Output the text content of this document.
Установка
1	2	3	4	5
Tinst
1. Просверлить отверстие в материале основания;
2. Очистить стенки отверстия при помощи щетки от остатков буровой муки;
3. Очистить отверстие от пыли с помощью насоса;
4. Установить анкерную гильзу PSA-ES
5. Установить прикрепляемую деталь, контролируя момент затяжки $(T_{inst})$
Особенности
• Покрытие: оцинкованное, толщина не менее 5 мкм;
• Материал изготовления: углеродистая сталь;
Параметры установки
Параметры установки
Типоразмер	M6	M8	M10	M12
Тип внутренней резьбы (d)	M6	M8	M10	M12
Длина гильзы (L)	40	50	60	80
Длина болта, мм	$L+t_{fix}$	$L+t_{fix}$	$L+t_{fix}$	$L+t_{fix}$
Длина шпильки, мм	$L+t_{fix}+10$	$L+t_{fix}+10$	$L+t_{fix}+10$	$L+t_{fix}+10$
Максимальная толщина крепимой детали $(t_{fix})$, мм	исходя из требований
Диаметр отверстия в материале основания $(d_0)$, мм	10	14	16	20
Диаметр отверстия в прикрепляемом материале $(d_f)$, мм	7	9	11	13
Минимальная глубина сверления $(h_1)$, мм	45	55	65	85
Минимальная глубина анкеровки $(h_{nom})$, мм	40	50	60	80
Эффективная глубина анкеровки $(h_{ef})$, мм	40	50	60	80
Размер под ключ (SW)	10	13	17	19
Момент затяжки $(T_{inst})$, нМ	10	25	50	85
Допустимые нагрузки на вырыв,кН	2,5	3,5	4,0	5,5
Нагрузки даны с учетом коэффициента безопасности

+++++

Copy all lines of the material above where the string "затяжки" occurs.

**CORRECT OUTPUT**
5. Установить прикрепляемую деталь, контролируя момент затяжки $(T_{inst})$
Момент затяжки $(T_{inst})$, нМ	10	25	50	85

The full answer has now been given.